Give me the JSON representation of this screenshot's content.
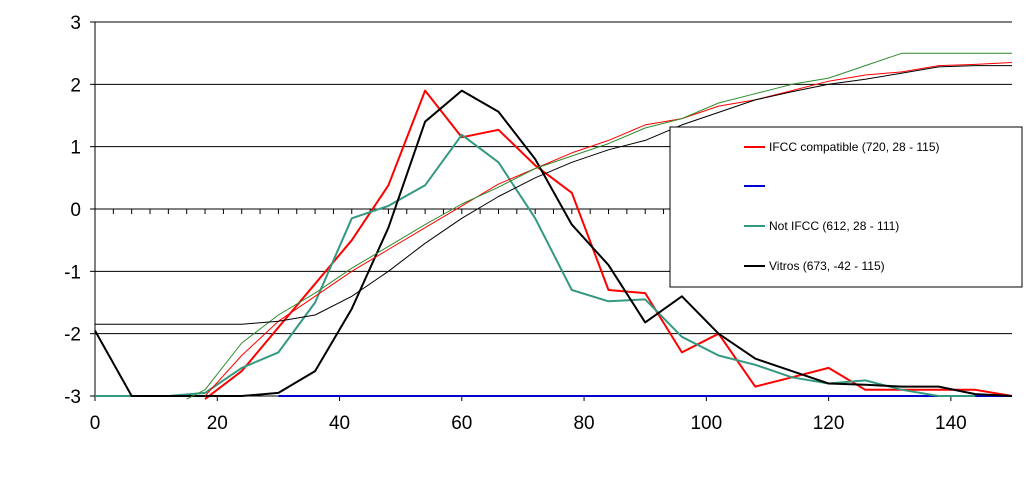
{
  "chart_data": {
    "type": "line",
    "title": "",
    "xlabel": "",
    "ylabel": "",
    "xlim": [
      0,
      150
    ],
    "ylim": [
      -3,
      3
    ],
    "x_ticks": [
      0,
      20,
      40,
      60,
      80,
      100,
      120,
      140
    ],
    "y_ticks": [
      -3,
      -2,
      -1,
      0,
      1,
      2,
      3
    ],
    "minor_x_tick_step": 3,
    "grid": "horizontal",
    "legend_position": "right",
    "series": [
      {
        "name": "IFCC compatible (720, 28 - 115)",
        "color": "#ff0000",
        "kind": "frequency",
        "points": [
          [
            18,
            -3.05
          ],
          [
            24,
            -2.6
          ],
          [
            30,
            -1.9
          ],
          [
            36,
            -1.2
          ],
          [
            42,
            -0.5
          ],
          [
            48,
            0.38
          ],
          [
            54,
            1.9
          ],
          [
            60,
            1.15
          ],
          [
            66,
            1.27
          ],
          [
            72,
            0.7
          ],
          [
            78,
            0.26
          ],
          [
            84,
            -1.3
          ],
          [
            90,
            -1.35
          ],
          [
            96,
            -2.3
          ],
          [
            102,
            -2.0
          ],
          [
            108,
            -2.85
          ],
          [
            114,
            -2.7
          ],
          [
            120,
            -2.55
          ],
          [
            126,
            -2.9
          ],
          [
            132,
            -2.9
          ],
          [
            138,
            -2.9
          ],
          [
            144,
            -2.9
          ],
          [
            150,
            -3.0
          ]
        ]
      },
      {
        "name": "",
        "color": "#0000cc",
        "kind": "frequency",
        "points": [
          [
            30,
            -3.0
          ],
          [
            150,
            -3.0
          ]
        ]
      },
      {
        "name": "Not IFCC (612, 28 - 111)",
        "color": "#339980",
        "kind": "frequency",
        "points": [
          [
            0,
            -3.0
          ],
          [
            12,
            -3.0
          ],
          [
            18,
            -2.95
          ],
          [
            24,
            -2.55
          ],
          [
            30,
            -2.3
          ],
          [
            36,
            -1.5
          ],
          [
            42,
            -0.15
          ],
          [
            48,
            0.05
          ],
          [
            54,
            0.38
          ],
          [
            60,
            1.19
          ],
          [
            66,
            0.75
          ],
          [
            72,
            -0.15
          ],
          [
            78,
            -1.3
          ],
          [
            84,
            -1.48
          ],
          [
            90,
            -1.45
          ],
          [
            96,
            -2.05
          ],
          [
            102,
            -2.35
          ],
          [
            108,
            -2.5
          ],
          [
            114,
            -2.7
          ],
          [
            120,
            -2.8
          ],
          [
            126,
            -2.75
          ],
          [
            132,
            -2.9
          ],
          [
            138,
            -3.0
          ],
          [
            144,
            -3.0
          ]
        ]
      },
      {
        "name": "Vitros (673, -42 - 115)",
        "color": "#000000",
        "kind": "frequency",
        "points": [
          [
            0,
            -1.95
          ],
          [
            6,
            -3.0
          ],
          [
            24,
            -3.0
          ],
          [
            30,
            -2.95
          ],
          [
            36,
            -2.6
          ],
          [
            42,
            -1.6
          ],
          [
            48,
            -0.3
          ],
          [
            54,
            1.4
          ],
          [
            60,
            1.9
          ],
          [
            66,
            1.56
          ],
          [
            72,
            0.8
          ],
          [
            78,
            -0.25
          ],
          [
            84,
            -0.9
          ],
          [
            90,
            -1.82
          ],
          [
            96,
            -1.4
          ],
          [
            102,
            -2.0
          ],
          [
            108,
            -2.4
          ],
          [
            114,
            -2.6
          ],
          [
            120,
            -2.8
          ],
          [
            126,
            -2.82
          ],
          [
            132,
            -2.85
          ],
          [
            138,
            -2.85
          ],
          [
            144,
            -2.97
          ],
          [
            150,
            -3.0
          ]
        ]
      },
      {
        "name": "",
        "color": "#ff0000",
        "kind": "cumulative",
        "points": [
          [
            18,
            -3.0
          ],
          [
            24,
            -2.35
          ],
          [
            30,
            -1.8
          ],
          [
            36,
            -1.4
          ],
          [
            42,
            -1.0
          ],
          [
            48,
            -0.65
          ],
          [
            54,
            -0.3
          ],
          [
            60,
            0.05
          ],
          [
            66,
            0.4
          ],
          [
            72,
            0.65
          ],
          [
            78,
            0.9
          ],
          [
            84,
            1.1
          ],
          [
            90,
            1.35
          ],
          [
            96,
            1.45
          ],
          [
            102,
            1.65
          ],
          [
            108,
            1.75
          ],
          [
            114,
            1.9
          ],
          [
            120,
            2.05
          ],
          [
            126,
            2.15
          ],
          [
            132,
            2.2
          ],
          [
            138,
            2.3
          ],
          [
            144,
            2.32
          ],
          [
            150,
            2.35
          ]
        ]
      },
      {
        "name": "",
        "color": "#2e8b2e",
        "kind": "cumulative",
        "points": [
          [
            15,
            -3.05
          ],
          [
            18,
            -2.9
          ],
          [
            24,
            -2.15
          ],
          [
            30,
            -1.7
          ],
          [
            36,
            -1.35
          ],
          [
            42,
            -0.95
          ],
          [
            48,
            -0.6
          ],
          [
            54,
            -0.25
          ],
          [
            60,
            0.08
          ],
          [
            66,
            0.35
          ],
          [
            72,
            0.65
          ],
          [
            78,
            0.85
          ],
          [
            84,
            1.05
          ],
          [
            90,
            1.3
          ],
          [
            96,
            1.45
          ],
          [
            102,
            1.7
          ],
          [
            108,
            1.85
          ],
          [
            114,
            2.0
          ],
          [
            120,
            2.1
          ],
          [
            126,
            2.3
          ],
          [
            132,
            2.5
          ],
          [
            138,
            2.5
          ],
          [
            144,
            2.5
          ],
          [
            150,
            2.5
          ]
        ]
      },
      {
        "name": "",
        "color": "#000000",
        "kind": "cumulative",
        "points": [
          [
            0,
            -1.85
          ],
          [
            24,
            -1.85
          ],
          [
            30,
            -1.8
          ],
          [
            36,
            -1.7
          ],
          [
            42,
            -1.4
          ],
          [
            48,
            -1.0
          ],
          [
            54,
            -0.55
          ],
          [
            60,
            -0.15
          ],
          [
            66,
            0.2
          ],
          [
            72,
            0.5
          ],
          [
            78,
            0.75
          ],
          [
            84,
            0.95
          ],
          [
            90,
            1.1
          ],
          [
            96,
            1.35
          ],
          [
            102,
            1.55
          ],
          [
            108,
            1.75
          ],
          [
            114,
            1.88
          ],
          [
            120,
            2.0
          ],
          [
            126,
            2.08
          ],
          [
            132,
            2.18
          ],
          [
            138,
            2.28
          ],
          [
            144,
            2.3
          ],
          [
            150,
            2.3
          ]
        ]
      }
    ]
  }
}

- **Aim**: Only the number is wanted: how many lines in the entries above contain the string "IFCC"?

- **Exercise response**: 2